Stated goal
Search the material for the string "проведение", then return every line where it is found.

begin Listing

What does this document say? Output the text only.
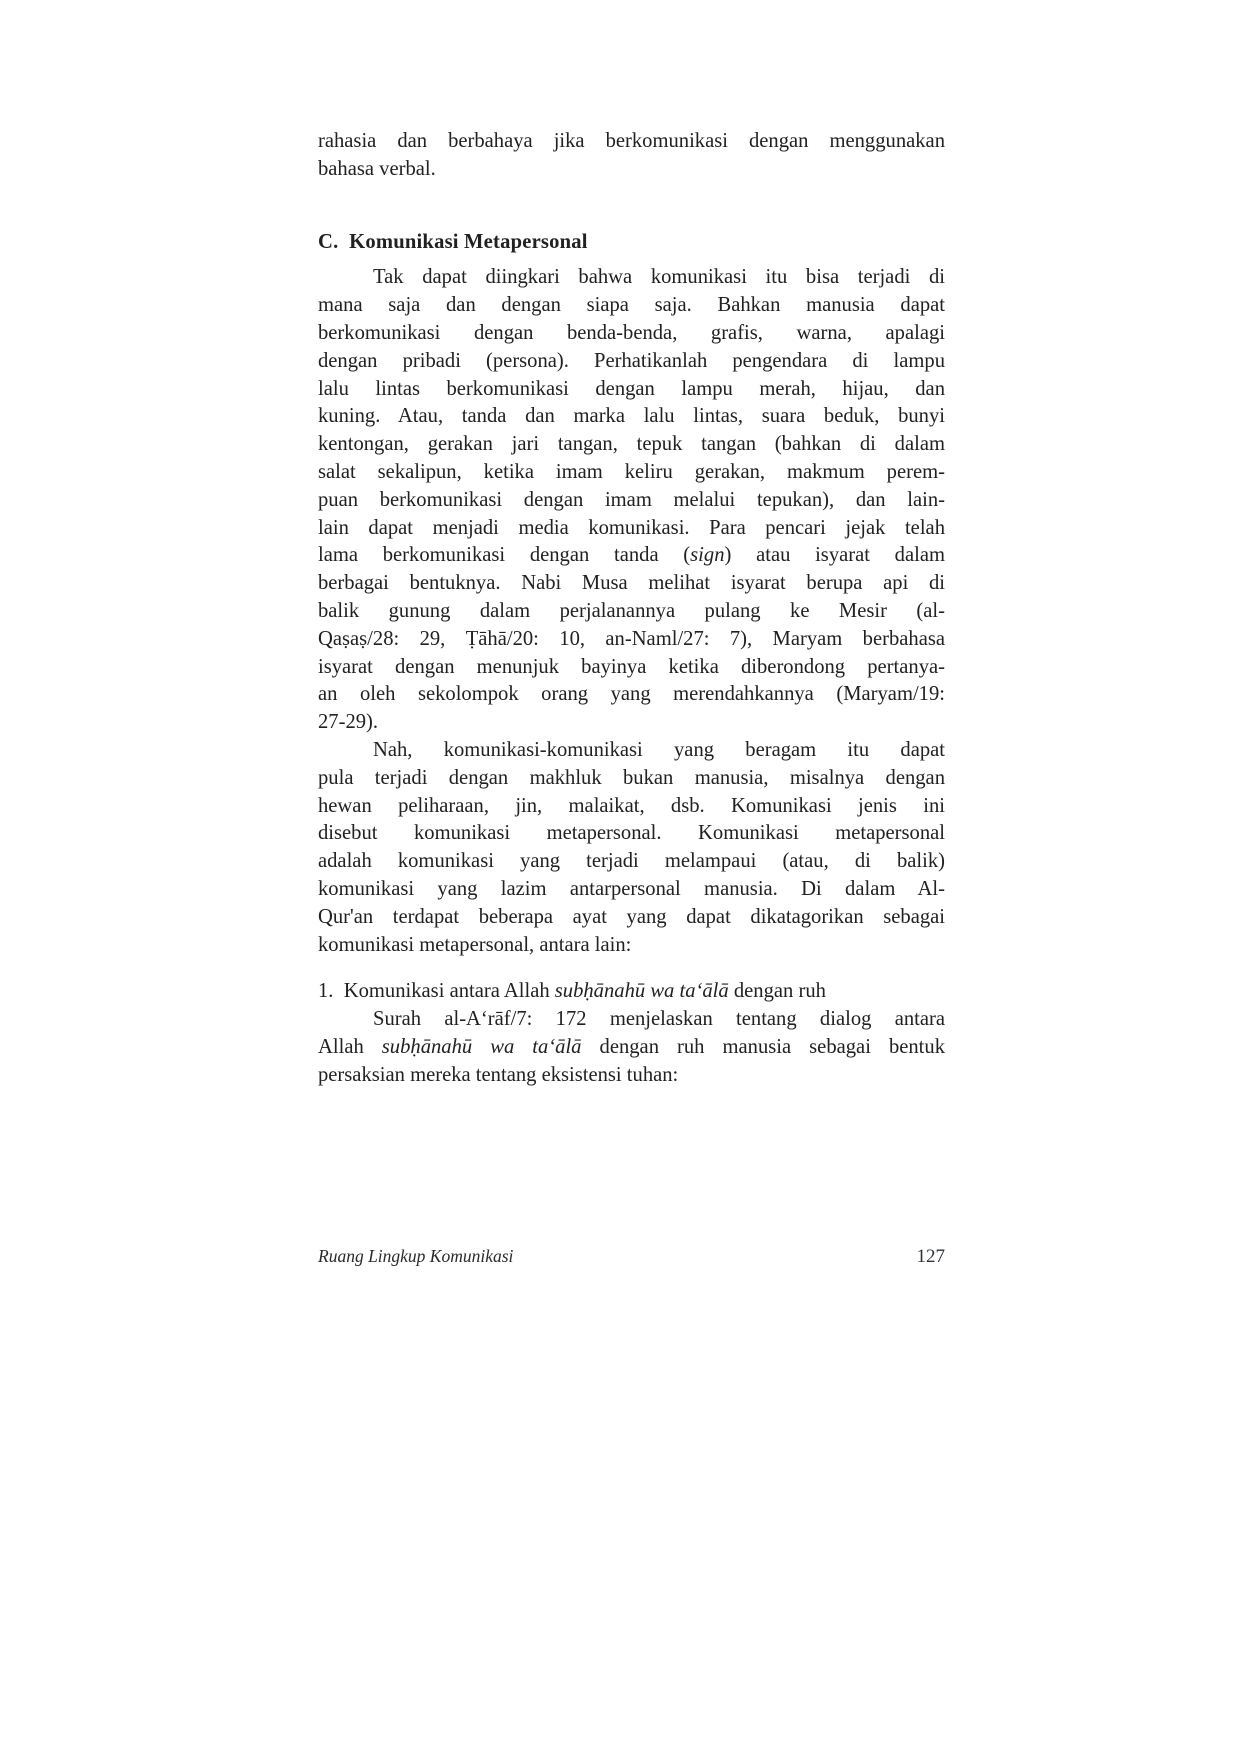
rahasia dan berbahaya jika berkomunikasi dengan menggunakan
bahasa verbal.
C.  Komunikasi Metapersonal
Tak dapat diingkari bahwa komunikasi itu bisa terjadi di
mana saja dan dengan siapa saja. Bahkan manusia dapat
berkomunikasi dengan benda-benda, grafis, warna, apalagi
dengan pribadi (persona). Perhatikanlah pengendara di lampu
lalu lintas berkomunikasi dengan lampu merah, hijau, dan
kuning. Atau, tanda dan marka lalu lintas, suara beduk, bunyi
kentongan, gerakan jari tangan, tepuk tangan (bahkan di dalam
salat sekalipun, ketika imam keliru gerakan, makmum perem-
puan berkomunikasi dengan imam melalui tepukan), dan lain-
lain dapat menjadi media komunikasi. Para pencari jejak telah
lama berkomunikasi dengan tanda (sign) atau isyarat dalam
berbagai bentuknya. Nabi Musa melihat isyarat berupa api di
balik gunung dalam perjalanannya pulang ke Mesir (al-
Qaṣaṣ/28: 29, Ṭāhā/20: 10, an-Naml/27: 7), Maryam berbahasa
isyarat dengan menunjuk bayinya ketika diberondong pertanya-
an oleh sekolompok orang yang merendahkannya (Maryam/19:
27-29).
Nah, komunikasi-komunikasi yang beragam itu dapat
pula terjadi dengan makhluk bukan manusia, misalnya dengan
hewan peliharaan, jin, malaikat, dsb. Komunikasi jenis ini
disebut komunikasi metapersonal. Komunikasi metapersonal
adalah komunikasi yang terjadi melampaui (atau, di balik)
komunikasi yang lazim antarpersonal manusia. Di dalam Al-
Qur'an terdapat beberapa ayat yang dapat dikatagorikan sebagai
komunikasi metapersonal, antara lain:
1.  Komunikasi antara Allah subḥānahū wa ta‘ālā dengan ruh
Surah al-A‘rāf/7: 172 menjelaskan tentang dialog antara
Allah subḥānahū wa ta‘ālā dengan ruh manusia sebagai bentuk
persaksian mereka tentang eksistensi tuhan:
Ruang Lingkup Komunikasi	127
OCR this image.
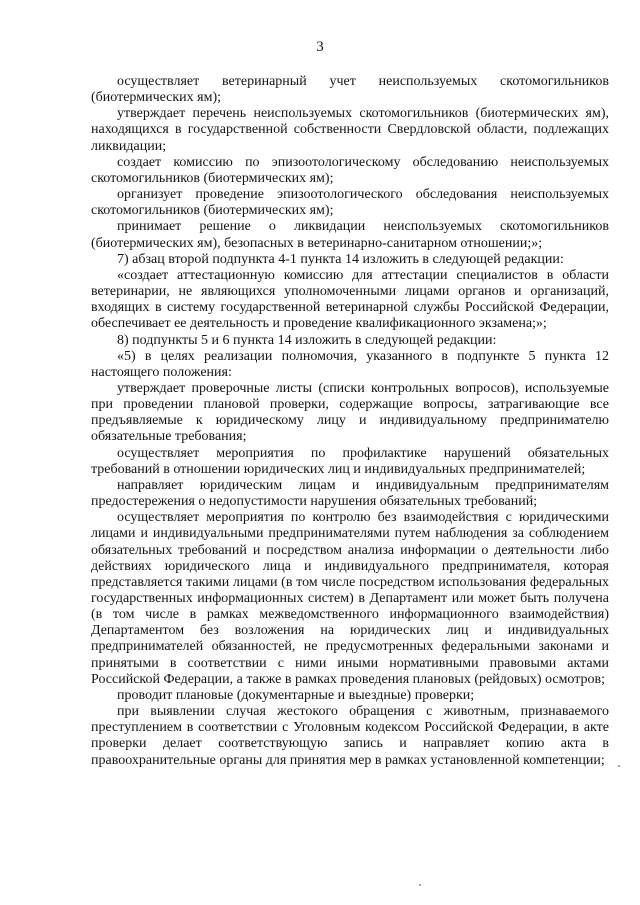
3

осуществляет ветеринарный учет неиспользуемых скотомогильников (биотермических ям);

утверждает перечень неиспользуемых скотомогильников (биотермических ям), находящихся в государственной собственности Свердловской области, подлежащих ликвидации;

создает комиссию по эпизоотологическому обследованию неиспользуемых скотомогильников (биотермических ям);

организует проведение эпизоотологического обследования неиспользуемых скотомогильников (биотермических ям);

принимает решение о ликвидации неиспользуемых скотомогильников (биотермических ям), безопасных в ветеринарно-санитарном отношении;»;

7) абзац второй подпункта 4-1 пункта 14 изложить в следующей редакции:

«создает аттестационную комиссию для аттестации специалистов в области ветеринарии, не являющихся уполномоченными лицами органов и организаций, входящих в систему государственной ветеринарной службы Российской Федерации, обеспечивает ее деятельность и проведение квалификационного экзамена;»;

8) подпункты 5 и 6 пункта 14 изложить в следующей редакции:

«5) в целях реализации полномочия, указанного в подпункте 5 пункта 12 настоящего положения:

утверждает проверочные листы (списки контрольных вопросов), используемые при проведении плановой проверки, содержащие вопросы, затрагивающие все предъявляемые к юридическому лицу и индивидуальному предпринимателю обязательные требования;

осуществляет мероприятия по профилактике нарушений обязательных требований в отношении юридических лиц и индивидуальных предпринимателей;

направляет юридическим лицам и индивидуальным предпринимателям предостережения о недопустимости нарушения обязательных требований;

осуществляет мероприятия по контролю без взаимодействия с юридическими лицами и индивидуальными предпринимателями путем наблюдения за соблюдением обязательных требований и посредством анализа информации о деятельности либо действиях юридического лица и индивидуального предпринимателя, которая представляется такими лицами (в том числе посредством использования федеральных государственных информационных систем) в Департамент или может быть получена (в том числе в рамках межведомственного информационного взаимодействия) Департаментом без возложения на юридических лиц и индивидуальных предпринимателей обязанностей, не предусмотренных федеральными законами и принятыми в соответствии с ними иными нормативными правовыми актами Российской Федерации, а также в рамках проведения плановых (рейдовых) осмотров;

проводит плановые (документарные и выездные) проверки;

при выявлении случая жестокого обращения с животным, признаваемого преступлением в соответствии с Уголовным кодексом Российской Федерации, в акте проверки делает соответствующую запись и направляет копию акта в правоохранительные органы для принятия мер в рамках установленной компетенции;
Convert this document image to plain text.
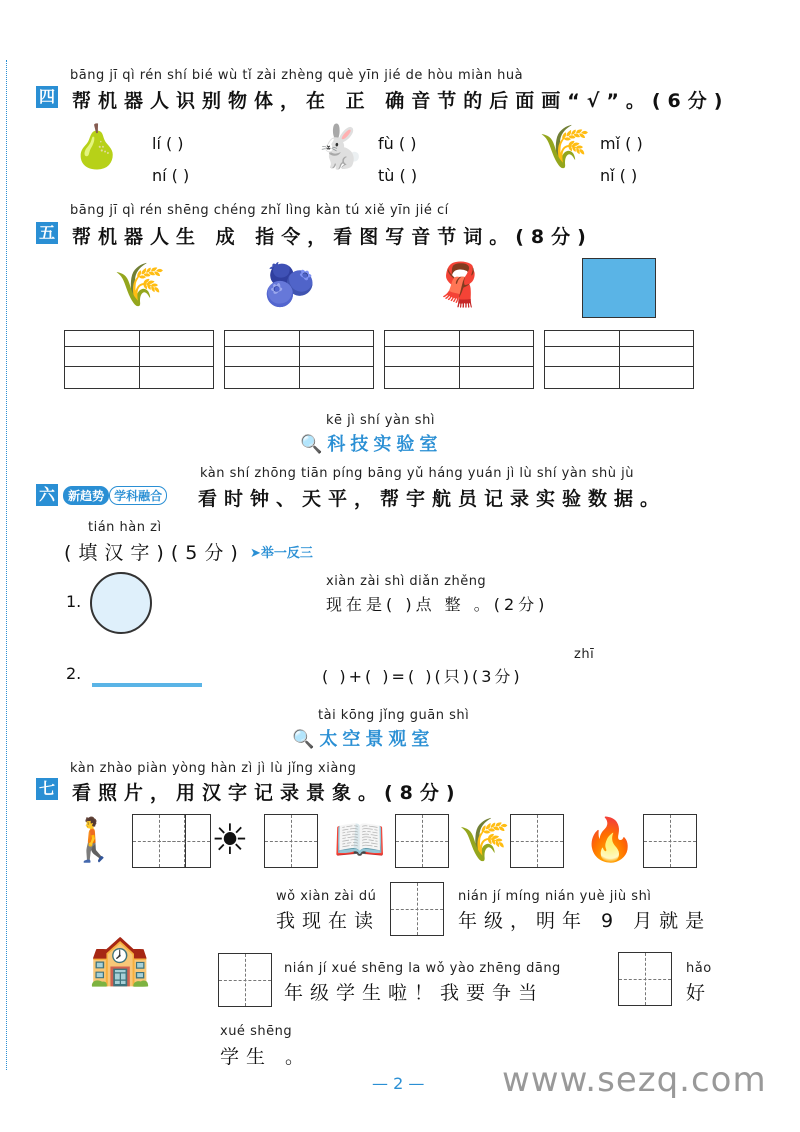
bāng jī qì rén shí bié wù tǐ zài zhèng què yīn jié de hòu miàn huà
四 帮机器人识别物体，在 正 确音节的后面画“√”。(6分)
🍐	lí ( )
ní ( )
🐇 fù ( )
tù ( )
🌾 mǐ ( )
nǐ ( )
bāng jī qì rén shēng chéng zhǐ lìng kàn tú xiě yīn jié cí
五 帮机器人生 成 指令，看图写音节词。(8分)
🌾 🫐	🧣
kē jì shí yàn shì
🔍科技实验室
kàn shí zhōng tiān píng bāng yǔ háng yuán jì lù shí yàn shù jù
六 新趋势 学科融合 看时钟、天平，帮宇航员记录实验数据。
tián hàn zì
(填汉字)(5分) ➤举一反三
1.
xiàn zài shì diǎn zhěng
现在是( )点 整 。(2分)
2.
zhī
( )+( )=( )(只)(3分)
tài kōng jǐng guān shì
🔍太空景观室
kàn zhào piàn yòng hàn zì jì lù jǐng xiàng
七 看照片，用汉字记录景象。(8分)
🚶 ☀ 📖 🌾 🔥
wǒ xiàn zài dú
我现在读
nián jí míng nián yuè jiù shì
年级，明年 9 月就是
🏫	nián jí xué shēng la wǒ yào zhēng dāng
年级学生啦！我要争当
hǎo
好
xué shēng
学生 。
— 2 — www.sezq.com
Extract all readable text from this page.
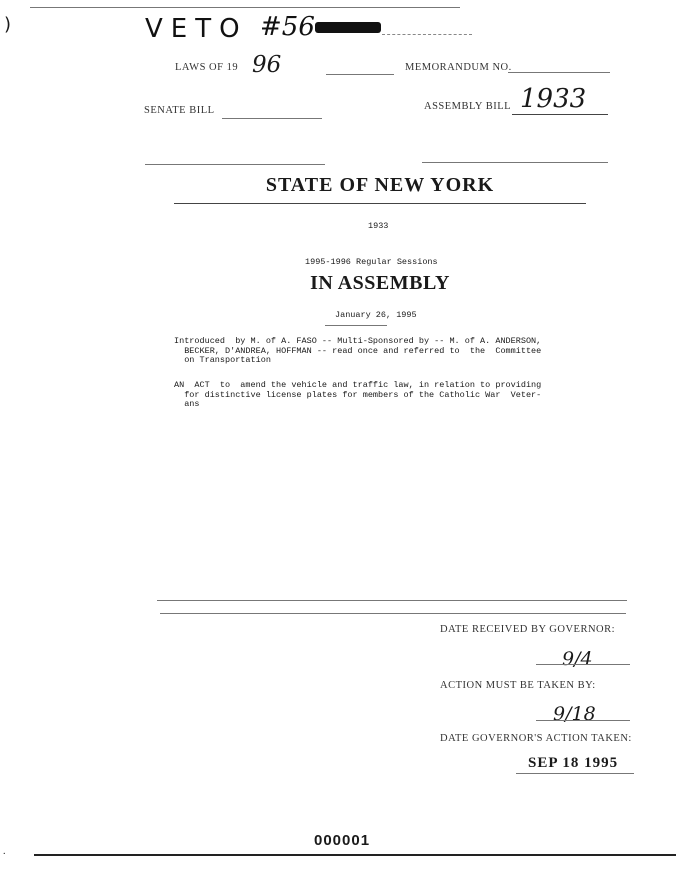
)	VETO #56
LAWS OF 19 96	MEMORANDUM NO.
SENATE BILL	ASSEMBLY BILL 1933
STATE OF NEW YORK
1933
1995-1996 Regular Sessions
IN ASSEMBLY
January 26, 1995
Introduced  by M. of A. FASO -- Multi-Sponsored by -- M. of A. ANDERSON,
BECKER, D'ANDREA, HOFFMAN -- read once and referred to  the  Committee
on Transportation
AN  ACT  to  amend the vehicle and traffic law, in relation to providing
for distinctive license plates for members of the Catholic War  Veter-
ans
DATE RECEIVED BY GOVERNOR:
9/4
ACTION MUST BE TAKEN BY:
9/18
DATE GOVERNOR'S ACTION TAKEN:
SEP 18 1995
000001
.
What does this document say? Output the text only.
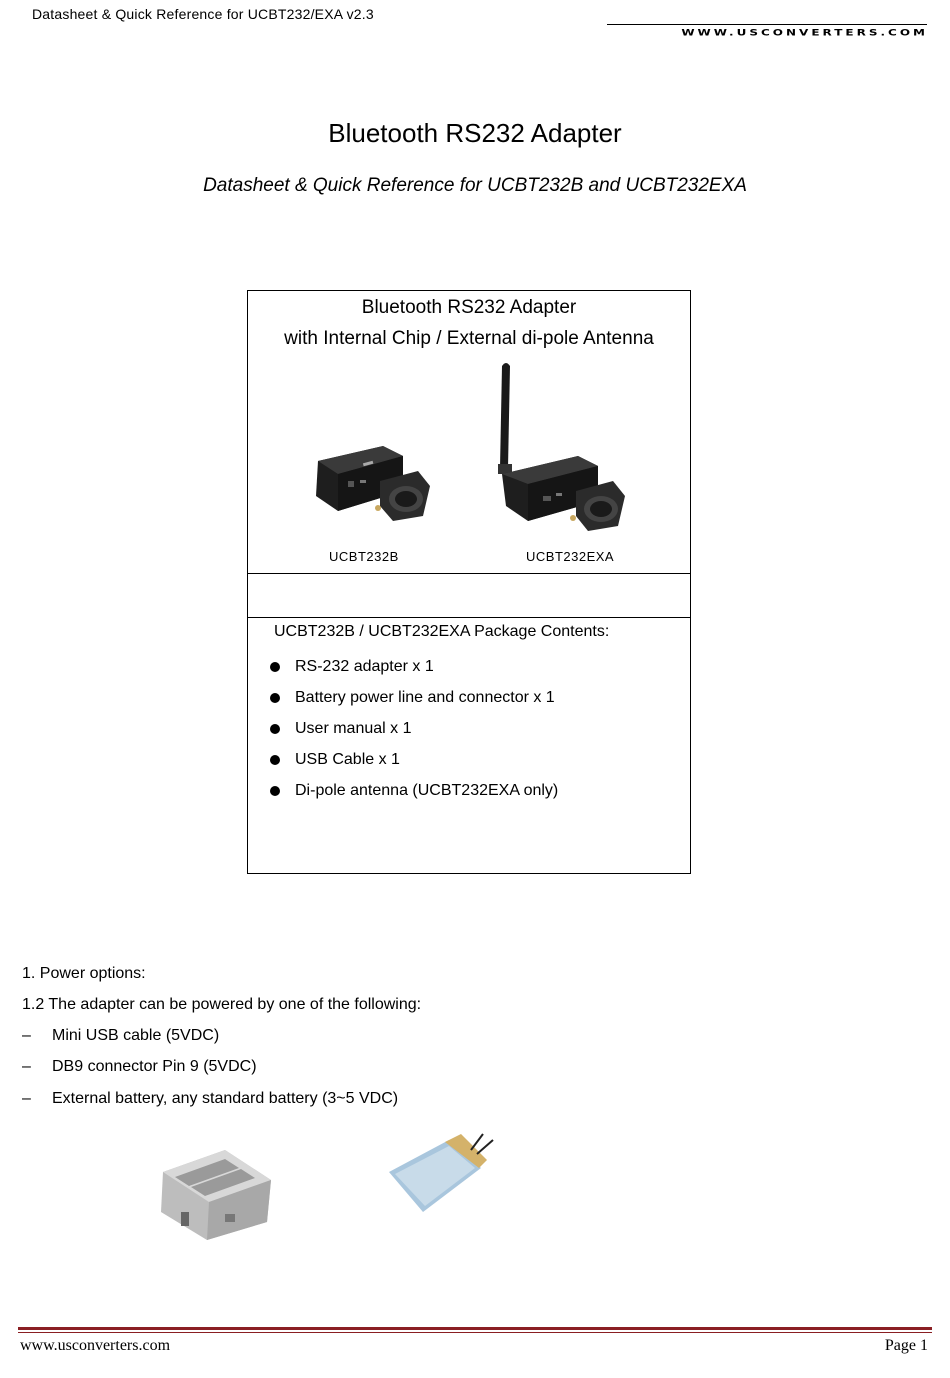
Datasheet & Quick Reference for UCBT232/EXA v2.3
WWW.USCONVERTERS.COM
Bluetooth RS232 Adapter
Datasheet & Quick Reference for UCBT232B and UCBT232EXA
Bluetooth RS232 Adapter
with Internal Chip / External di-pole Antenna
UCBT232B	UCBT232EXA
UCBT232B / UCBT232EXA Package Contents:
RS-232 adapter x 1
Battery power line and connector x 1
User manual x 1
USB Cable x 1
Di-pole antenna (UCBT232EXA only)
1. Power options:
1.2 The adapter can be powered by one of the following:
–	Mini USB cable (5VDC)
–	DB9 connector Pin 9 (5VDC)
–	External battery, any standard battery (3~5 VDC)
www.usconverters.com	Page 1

end Listing

Correct answer
организует проведение эпизоотологического обследования неиспользуемых скотомогильников (биотермических ям);
«создает аттестационную комиссию для аттестации специалистов в области ветеринарии, не являющихся уполномоченными лицами органов и организаций, входящих в систему государственной ветеринарной службы Российской Федерации, обеспечивает ее деятельность и проведение квалификационного экзамена;»;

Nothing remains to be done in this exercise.